[Collected data entries]
——————
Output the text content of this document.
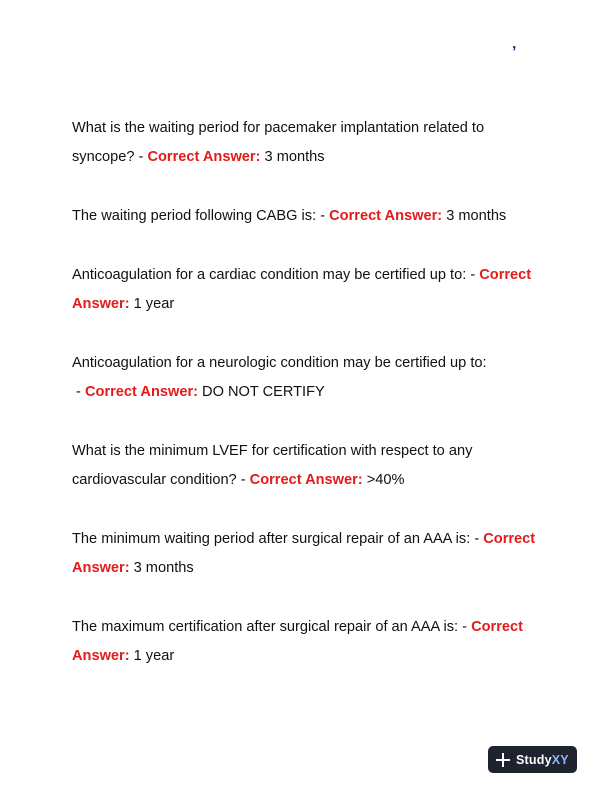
’

What is the waiting period for pacemaker implantation related to syncope? - Correct Answer: 3 months

The waiting period following CABG is: - Correct Answer: 3 months

Anticoagulation for a cardiac condition may be certified up to: - Correct Answer: 1 year

Anticoagulation for a neurologic condition may be certified up to: - Correct Answer: DO NOT CERTIFY

What is the minimum LVEF for certification with respect to any cardiovascular condition? - Correct Answer: >40%

The minimum waiting period after surgical repair of an AAA is: - Correct Answer: 3 months

The maximum certification after surgical repair of an AAA is: - Correct Answer: 1 year

StudyXY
——————
Short exercise: For the material, find the number of lines holding the word "Anticoagulation" and give that figure and nothing more.

Written reply: 2